* begin *
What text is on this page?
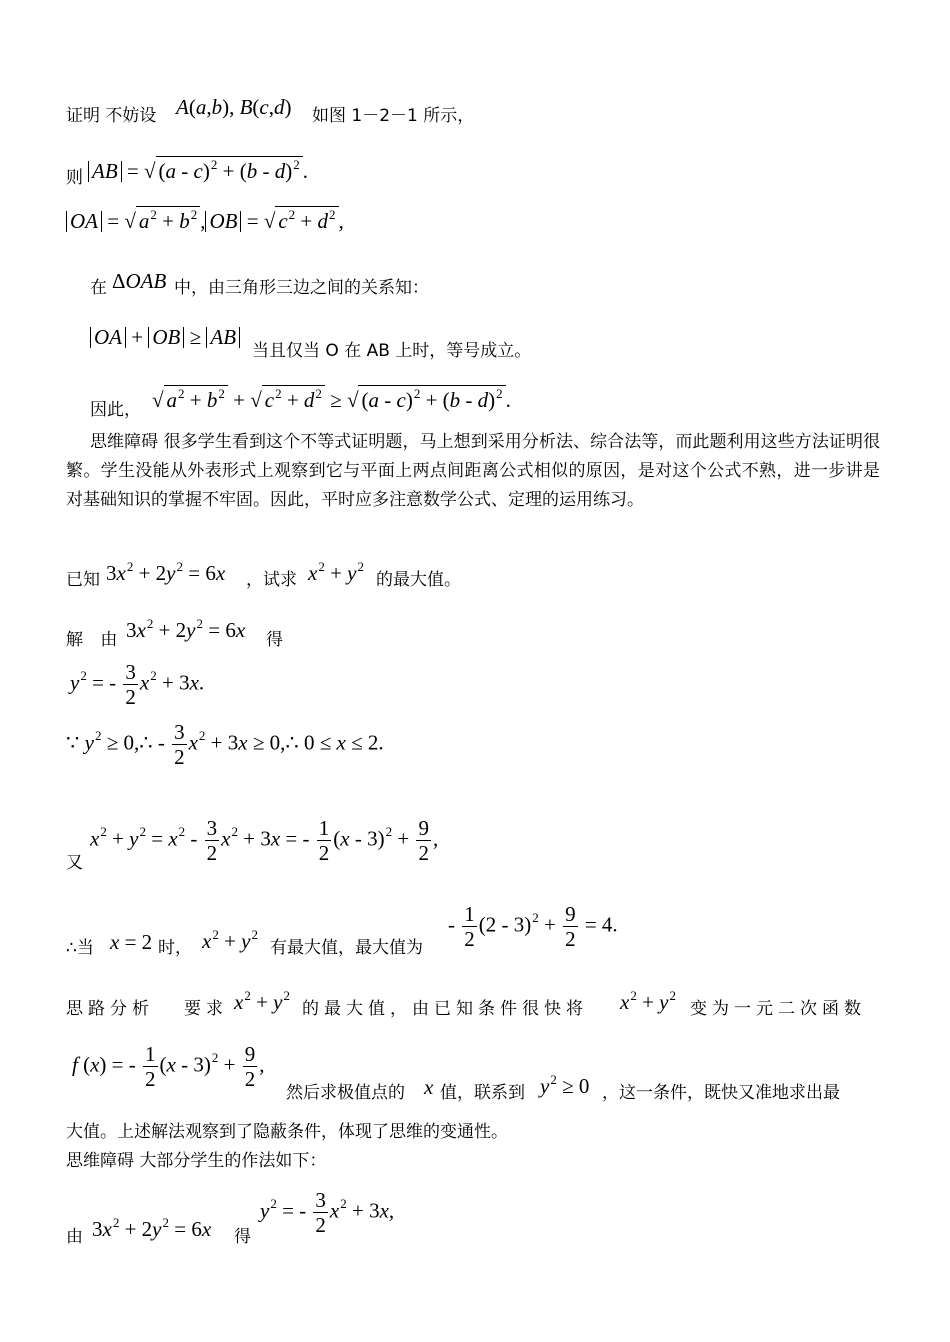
证明 不妨设 A(a,b), B(c,d) 如图 1－2－1 所示，
则 AB = √ (a - c)$^2$ + (b - d)$^2$ .
OA = √ $a^2 + b^2$ , OB = √ $c^2 + d^2$ ,
在 ΔOAB 中，由三角形三边之间的关系知：
OA + OB ≥ AB
当且仅当 O 在 AB 上时，等号成立。
因此， √ $a^2 + b^2$ + √ $c^2 + d^2$ ≥ √ (a - c)$^2$ + (b - d)$^2$ .
思维障碍 很多学生看到这个不等式证明题，马上想到采用分析法、综合法等，而此题利用这些方法证明很繁。学生没能从外表形式上观察到它与平面上两点间距离公式相似的原因，是对这个公式不熟，进一步讲是对基础知识的掌握不牢固。因此，平时应多注意数学公式、定理的运用练习。
已知 $3x^2 + 2y^2 = 6x$ ，试求 $x^2 + y^2$
的最大值。
解 由 $3x^2 + 2y^2 = 6x$ 得
$y^2$ = - $\frac{3}{2} x^2 + 3x$.
∵ $y^2$ ≥ 0,∴ - $\frac{3}{2} x^2 + 3x$ ≥ 0,∴ 0 ≤ x ≤ 2.
又
$x^2 + y^2 = x^2 - \frac{3}{2} x^2 + 3x$ = - $\frac{1}{2} (x - 3)^2 + \frac{9}{2}$ ,
∴当 x = 2 时， $x^2 + y^2$
有最大值，最大值为
- $\frac{1}{2} (2 - 3)^2 + \frac{9}{2} = 4$.
思路分析 要求 $x^2 + y^2$
的最大值，由已知条件很快将 $x^2 + y^2$
变为一元二次函数
f (x) = - $\frac{1}{2} (x - 3)^2 + \frac{9}{2}$ ,
然后求极值点的 x 值，联系到 $y^2 \ge 0$ ，这一条件，既快又准地求出最
大值。上述解法观察到了隐蔽条件，体现了思维的变通性。
思维障碍 大部分学生的作法如下：
由 $3x^2 + 2y^2 = 6x$ 得
$y^2$ = - $\frac{3}{2} x^2 + 3x$,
* end *
_WHAT THE TASK REQUIRES:_
Reproduce every line above as written, skipping pictures.

_RESPONSE:_
What text is on this page?
证明 不妨设 A(a,b), B(c,d) 如图 1－2－1 所示，
则 AB = √ (a - c)$^2$ + (b - d)$^2$ .
OA = √ $a^2 + b^2$ , OB = √ $c^2 + d^2$ ,
在 ΔOAB 中，由三角形三边之间的关系知：
OA + OB ≥ AB
当且仅当 O 在 AB 上时，等号成立。
因此， √ $a^2 + b^2$ + √ $c^2 + d^2$ ≥ √ (a - c)$^2$ + (b - d)$^2$ .
思维障碍 很多学生看到这个不等式证明题，马上想到采用分析法、综合法等，而此题利用这些方法证明很繁。学生没能从外表形式上观察到它与平面上两点间距离公式相似的原因，是对这个公式不熟，进一步讲是对基础知识的掌握不牢固。因此，平时应多注意数学公式、定理的运用练习。
已知 $3x^2 + 2y^2 = 6x$ ，试求 $x^2 + y^2$
的最大值。
解 由 $3x^2 + 2y^2 = 6x$ 得
$y^2$ = - $\frac{3}{2} x^2 + 3x$.
∵ $y^2$ ≥ 0,∴ - $\frac{3}{2} x^2 + 3x$ ≥ 0,∴ 0 ≤ x ≤ 2.
又
$x^2 + y^2 = x^2 - \frac{3}{2} x^2 + 3x$ = - $\frac{1}{2} (x - 3)^2 + \frac{9}{2}$ ,
∴当 x = 2 时， $x^2 + y^2$
有最大值，最大值为
- $\frac{1}{2} (2 - 3)^2 + \frac{9}{2} = 4$.
思路分析 要求 $x^2 + y^2$
的最大值，由已知条件很快将 $x^2 + y^2$
变为一元二次函数
f (x) = - $\frac{1}{2} (x - 3)^2 + \frac{9}{2}$ ,
然后求极值点的 x 值，联系到 $y^2 \ge 0$ ，这一条件，既快又准地求出最
大值。上述解法观察到了隐蔽条件，体现了思维的变通性。
思维障碍 大部分学生的作法如下：
由 $3x^2 + 2y^2 = 6x$ 得
$y^2$ = - $\frac{3}{2} x^2 + 3x$,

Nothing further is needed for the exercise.